— START MATERIAL SHOWN —
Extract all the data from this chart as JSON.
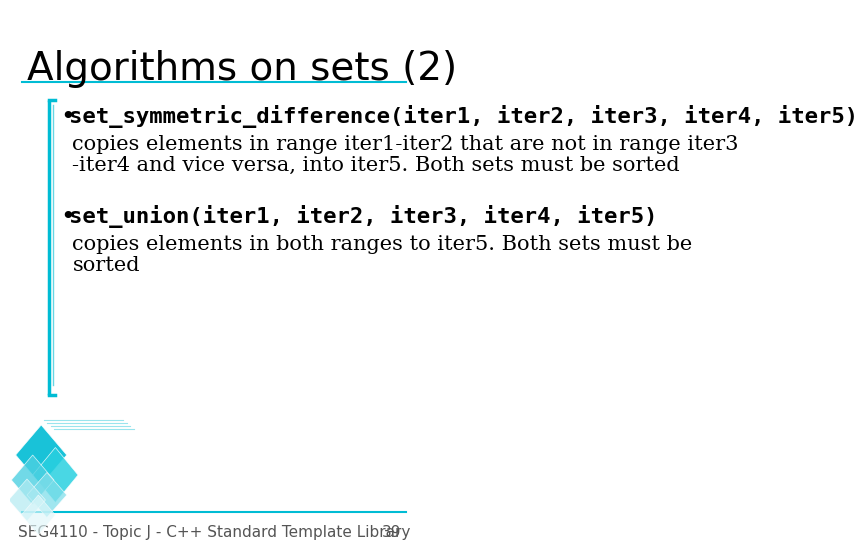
{
  "title": "Algorithms on sets (2)",
  "title_fontsize": 28,
  "title_color": "#000000",
  "title_font": "DejaVu Sans",
  "background_color": "#ffffff",
  "bullet1_bold": "set_symmetric_difference(iter1, iter2, iter3, iter4, iter5)",
  "bullet1_text_line1": "copies elements in range iter1-iter2 that are not in range iter3",
  "bullet1_text_line2": "-iter4 and vice versa, into iter5. Both sets must be sorted",
  "bullet2_bold": "set_union(iter1, iter2, iter3, iter4, iter5)",
  "bullet2_text_line1": "copies elements in both ranges to iter5. Both sets must be",
  "bullet2_text_line2": "sorted",
  "footer_text": "SEG4110 - Topic J - C++ Standard Template Library",
  "footer_page": "39",
  "footer_fontsize": 11,
  "bullet_fontsize": 16,
  "body_fontsize": 15,
  "accent_color": "#00bcd4",
  "line_color": "#00bcd4",
  "diamond_colors": [
    "#00bcd4",
    "#4dd0e1",
    "#b2ebf2",
    "#80deea"
  ],
  "title_underline_color": "#00bcd4"
}
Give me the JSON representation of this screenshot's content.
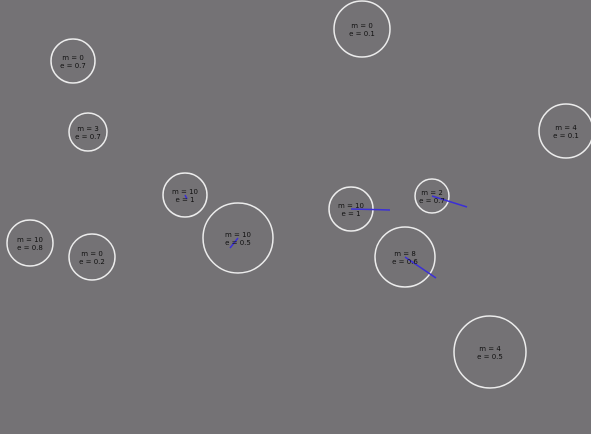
{
  "colors": {
    "background": "#747275",
    "ring": "#ececec",
    "velocity": "#3b2fd6",
    "text": "#111111"
  },
  "particles": [
    {
      "m": "m = 0",
      "e": "e = 0.1",
      "velocity": false
    },
    {
      "m": "m = 0",
      "e": "e = 0.7",
      "velocity": false
    },
    {
      "m": "m = 3",
      "e": "e = 0.7",
      "velocity": false
    },
    {
      "m": "m = 4",
      "e": "e = 0.1",
      "velocity": false
    },
    {
      "m": "m = 10",
      "e": "e = 1",
      "velocity": true
    },
    {
      "m": "m = 10",
      "e": "e = 0.5",
      "velocity": true
    },
    {
      "m": "m = 10",
      "e": "e = 1",
      "velocity": true
    },
    {
      "m": "m = 2",
      "e": "e = 0.7",
      "velocity": true
    },
    {
      "m": "m = 10",
      "e": "e = 0.8",
      "velocity": false
    },
    {
      "m": "m = 0",
      "e": "e = 0.2",
      "velocity": false
    },
    {
      "m": "m = 8",
      "e": "e = 0.6",
      "velocity": true
    },
    {
      "m": "m = 4",
      "e": "e = 0.5",
      "velocity": false
    }
  ]
}
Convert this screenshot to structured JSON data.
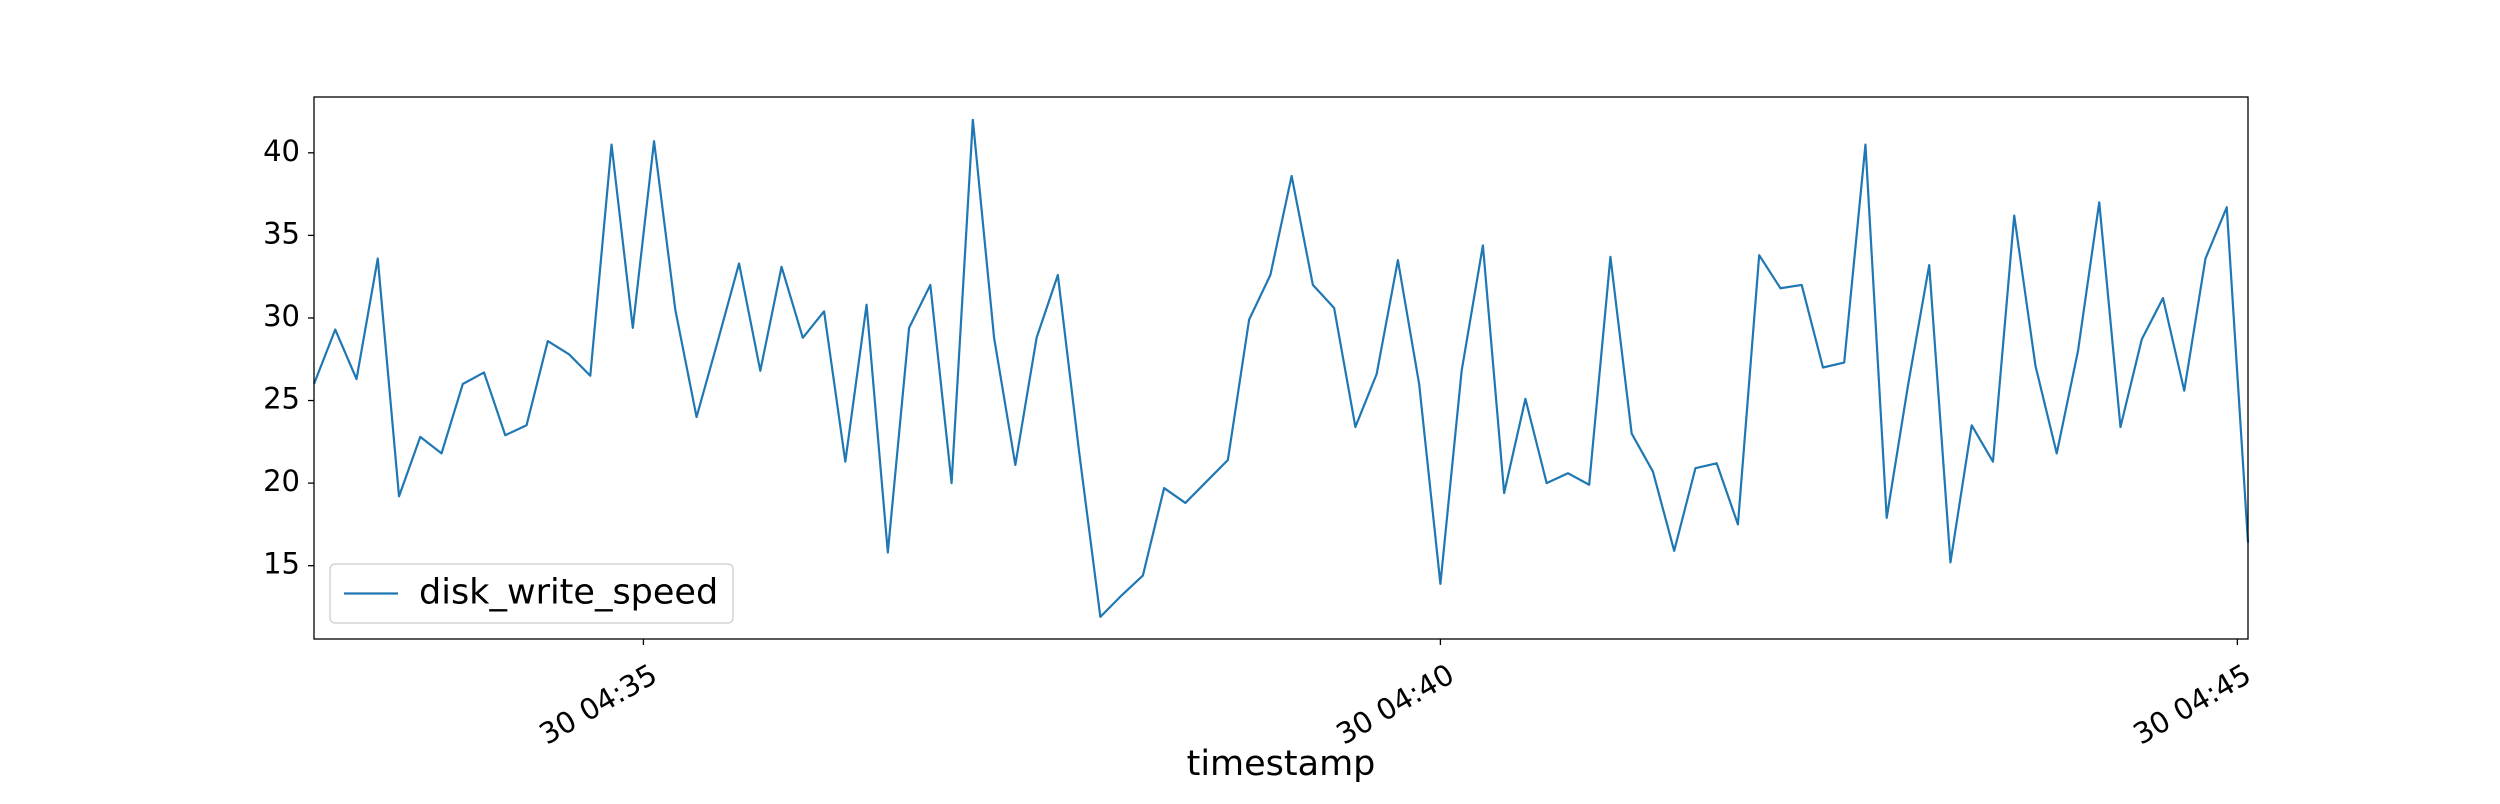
{
  "chart_data": {
    "type": "line",
    "xlabel": "timestamp",
    "x": [
      "30 04:32:56",
      "30 04:33:04",
      "30 04:33:12",
      "30 04:33:20",
      "30 04:33:28",
      "30 04:33:36",
      "30 04:33:44",
      "30 04:33:52",
      "30 04:34:00",
      "30 04:34:08",
      "30 04:34:16",
      "30 04:34:24",
      "30 04:34:32",
      "30 04:34:40",
      "30 04:34:48",
      "30 04:34:56",
      "30 04:35:04",
      "30 04:35:12",
      "30 04:35:20",
      "30 04:35:28",
      "30 04:35:36",
      "30 04:35:44",
      "30 04:35:52",
      "30 04:36:00",
      "30 04:36:08",
      "30 04:36:16",
      "30 04:36:24",
      "30 04:36:32",
      "30 04:36:40",
      "30 04:36:48",
      "30 04:36:56",
      "30 04:37:04",
      "30 04:37:12",
      "30 04:37:20",
      "30 04:37:28",
      "30 04:37:36",
      "30 04:37:44",
      "30 04:37:52",
      "30 04:38:00",
      "30 04:38:08",
      "30 04:38:16",
      "30 04:38:24",
      "30 04:38:32",
      "30 04:38:40",
      "30 04:38:48",
      "30 04:38:56",
      "30 04:39:04",
      "30 04:39:12",
      "30 04:39:20",
      "30 04:39:28",
      "30 04:39:36",
      "30 04:39:44",
      "30 04:39:52",
      "30 04:40:00",
      "30 04:40:08",
      "30 04:40:16",
      "30 04:40:24",
      "30 04:40:32",
      "30 04:40:40",
      "30 04:40:48",
      "30 04:40:56",
      "30 04:41:04",
      "30 04:41:12",
      "30 04:41:20",
      "30 04:41:28",
      "30 04:41:36",
      "30 04:41:44",
      "30 04:41:52",
      "30 04:42:00",
      "30 04:42:08",
      "30 04:42:16",
      "30 04:42:24",
      "30 04:42:32",
      "30 04:42:40",
      "30 04:42:48",
      "30 04:42:56",
      "30 04:43:04",
      "30 04:43:12",
      "30 04:43:20",
      "30 04:43:28",
      "30 04:43:36",
      "30 04:43:44",
      "30 04:43:52",
      "30 04:44:00",
      "30 04:44:08",
      "30 04:44:16",
      "30 04:44:24",
      "30 04:44:32",
      "30 04:44:40",
      "30 04:44:48",
      "30 04:44:56",
      "30 04:45:04"
    ],
    "series": [
      {
        "name": "disk_write_speed",
        "color": "#1f77b4",
        "values": [
          26.0,
          29.3,
          26.3,
          33.6,
          19.2,
          22.8,
          21.8,
          26.0,
          26.7,
          22.9,
          23.5,
          28.6,
          27.8,
          26.5,
          40.5,
          29.4,
          40.7,
          30.5,
          24.0,
          28.6,
          33.3,
          26.8,
          33.1,
          28.8,
          30.4,
          21.3,
          30.8,
          15.8,
          29.4,
          32.0,
          20.0,
          42.0,
          28.8,
          21.1,
          28.8,
          32.6,
          21.9,
          11.9,
          13.2,
          14.4,
          19.7,
          18.8,
          20.1,
          21.4,
          29.9,
          32.6,
          38.6,
          32.0,
          30.6,
          23.4,
          26.6,
          33.5,
          26.0,
          13.9,
          26.8,
          34.4,
          19.4,
          25.1,
          20.0,
          20.6,
          19.9,
          33.7,
          23.0,
          20.7,
          15.9,
          20.9,
          21.2,
          17.5,
          33.8,
          31.8,
          32.0,
          27.0,
          27.3,
          40.5,
          17.9,
          25.9,
          33.2,
          15.2,
          23.5,
          21.3,
          36.2,
          27.1,
          21.8,
          28.0,
          37.0,
          23.4,
          28.7,
          31.2,
          25.6,
          33.6,
          36.7,
          16.4
        ]
      }
    ],
    "xlim": [
      "30 04:32:56",
      "30 04:45:04"
    ],
    "xticks": [
      "30 04:35",
      "30 04:40",
      "30 04:45"
    ],
    "ylim": [
      10.56,
      43.38
    ],
    "yticks": [
      15,
      20,
      25,
      30,
      35,
      40
    ],
    "grid": false,
    "legend": "lower left"
  }
}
— END MATERIAL SHOWN —
WHAT TO DO → Scan the listing above and identify each line holding the string "copies"; copy every such line.

REPLY →
  "bullet1_text_line1": "copies elements in range iter1-iter2 that are not in range iter3",
  "bullet2_text_line1": "copies elements in both ranges to iter5. Both sets must be",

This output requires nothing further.